EXERCISE DIRECTIONS:
Extract all lines that hold "Fisher" from the records below.

Items from a data source:
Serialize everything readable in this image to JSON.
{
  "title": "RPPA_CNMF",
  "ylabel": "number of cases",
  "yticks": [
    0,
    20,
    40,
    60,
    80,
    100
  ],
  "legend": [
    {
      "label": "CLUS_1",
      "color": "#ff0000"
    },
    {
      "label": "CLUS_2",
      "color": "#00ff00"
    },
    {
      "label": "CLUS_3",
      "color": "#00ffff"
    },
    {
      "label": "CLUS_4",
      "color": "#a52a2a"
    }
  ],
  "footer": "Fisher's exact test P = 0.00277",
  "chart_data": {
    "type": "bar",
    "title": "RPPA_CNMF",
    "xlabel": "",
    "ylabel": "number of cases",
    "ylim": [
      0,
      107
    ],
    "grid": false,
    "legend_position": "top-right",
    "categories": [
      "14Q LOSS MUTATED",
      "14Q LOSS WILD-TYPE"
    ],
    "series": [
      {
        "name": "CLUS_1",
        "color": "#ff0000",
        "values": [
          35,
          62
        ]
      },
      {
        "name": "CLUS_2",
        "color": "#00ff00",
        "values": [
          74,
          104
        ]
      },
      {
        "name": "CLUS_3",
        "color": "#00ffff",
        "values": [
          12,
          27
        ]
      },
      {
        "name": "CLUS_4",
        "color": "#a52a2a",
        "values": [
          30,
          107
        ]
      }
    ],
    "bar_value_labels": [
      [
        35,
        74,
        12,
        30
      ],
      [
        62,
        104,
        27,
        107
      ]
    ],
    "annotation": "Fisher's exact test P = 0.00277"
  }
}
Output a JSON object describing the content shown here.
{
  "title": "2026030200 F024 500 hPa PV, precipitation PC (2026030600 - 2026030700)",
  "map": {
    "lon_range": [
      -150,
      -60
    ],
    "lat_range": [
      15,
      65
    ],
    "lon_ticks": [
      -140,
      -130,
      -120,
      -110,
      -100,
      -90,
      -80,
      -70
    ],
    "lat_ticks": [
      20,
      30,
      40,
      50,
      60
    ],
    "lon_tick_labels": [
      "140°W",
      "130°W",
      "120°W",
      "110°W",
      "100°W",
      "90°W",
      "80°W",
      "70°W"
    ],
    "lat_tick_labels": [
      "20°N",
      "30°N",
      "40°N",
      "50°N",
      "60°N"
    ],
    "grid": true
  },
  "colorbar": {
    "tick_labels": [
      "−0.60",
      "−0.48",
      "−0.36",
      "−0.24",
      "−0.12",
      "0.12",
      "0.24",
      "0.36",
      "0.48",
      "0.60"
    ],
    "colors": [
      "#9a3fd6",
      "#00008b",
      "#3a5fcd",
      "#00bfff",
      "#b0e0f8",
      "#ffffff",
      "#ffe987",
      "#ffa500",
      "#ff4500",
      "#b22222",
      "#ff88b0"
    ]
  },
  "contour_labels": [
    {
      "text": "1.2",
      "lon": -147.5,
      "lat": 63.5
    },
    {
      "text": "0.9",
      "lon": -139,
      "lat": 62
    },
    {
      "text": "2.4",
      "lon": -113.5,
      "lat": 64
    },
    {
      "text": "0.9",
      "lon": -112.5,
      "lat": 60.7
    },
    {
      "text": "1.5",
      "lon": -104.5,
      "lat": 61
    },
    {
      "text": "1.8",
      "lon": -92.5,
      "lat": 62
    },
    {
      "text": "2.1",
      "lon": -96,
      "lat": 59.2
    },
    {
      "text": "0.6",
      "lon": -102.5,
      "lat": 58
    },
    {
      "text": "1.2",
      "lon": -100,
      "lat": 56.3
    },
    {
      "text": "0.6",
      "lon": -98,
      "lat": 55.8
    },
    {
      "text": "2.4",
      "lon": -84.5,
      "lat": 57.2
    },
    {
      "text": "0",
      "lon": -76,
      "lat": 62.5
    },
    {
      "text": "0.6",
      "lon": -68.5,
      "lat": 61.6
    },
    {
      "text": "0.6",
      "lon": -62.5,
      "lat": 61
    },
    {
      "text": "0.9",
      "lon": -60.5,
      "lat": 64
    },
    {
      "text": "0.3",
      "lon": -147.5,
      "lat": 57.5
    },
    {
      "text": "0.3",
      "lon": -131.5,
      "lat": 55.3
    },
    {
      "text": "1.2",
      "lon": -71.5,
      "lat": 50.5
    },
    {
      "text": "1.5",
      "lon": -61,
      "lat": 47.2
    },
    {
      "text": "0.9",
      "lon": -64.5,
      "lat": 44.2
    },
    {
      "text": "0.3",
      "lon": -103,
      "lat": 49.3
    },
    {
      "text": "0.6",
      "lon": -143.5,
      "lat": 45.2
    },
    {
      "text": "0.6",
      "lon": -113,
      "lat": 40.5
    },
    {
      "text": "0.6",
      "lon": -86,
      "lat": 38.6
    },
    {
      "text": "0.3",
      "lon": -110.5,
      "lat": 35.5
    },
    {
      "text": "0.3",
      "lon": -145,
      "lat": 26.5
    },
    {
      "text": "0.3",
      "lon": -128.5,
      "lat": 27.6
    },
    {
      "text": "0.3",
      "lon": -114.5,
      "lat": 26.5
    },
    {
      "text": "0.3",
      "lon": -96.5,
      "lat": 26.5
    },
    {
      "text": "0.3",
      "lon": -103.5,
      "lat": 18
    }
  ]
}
* * *
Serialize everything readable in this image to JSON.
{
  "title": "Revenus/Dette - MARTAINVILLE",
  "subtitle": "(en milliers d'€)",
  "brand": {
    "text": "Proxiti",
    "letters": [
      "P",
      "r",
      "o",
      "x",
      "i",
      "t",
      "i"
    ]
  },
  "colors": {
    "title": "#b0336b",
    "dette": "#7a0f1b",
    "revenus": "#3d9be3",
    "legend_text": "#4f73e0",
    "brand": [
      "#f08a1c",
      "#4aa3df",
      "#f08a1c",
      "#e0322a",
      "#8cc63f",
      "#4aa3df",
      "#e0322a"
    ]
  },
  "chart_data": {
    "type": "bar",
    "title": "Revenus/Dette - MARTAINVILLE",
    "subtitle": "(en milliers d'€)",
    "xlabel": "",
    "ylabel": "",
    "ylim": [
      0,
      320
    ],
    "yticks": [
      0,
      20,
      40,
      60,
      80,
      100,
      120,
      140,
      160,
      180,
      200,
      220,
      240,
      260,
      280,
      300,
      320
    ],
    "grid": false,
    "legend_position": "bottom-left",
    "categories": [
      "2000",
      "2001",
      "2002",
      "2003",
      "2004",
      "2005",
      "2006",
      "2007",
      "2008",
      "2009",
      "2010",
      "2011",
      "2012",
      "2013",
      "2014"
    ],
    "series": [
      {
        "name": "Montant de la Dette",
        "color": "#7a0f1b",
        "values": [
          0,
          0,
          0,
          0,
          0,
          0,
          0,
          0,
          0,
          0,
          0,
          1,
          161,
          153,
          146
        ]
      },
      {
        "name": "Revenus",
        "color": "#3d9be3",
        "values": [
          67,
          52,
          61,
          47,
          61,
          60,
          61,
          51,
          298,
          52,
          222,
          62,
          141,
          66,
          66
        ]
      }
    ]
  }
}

TASK SOLUTION:
  "footer": "Fisher's exact test P = 0.00277",
    "annotation": "Fisher's exact test P = 0.00277"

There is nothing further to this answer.